= Given records =
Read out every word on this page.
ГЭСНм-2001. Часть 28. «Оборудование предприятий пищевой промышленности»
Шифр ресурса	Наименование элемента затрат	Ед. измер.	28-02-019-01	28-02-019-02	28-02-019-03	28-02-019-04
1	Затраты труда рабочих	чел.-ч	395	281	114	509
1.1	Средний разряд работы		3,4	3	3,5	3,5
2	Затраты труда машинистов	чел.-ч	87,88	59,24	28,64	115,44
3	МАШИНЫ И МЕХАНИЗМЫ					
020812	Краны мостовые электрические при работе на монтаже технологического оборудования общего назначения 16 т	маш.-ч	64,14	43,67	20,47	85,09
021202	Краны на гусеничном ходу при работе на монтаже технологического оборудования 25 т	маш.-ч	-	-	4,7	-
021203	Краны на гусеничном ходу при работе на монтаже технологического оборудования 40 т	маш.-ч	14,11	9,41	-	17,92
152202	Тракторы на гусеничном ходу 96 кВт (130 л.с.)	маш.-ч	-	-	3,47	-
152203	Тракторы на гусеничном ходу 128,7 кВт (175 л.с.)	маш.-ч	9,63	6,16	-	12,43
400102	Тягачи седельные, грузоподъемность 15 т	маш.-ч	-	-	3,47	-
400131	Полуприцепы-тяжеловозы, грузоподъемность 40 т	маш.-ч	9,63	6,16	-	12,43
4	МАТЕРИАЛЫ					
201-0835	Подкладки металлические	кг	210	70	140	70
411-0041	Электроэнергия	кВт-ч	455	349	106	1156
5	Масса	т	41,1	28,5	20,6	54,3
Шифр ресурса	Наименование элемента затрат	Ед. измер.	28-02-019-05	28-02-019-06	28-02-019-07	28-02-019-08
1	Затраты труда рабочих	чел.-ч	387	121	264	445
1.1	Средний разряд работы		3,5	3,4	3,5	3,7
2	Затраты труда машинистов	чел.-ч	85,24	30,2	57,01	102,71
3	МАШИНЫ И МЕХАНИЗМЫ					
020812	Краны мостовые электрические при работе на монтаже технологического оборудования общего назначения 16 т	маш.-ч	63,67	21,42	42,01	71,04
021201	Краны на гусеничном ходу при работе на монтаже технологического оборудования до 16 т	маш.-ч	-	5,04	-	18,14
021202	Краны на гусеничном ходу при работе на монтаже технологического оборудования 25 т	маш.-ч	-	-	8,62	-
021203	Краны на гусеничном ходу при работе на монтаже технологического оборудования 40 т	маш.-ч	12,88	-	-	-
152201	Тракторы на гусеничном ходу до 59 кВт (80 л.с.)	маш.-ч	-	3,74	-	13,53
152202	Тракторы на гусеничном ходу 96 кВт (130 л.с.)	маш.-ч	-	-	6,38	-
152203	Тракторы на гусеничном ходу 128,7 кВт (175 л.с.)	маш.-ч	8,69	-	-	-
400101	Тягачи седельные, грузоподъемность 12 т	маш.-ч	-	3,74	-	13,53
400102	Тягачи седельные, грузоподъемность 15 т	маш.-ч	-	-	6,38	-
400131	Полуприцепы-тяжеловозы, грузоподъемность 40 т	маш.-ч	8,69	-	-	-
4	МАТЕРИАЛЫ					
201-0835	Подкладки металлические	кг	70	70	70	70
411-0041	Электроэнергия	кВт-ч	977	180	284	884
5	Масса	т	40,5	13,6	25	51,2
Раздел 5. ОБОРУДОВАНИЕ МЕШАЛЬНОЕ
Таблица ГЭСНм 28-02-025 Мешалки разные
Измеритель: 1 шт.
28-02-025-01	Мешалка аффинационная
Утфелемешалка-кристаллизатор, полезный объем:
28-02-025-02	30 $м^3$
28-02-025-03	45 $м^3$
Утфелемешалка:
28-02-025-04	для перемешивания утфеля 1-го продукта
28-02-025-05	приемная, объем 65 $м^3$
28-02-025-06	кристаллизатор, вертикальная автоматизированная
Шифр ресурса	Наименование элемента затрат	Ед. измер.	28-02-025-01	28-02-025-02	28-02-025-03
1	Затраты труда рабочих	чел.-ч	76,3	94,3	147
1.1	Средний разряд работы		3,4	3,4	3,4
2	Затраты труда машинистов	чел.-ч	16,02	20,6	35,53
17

= What is required =
Where does the word "оборудования" appear in the listing? List each line that holds it.

= Expected output =
020812	Краны мостовые электрические при работе на монтаже технологического оборудования общего назначения 16 т	маш.-ч	64,14	43,67	20,47	85,09
021202	Краны на гусеничном ходу при работе на монтаже технологического оборудования 25 т	маш.-ч	-	-	4,7	-
021203	Краны на гусеничном ходу при работе на монтаже технологического оборудования 40 т	маш.-ч	14,11	9,41	-	17,92
020812	Краны мостовые электрические при работе на монтаже технологического оборудования общего назначения 16 т	маш.-ч	63,67	21,42	42,01	71,04
021201	Краны на гусеничном ходу при работе на монтаже технологического оборудования до 16 т	маш.-ч	-	5,04	-	18,14
021202	Краны на гусеничном ходу при работе на монтаже технологического оборудования 25 т	маш.-ч	-	-	8,62	-
021203	Краны на гусеничном ходу при работе на монтаже технологического оборудования 40 т	маш.-ч	12,88	-	-	-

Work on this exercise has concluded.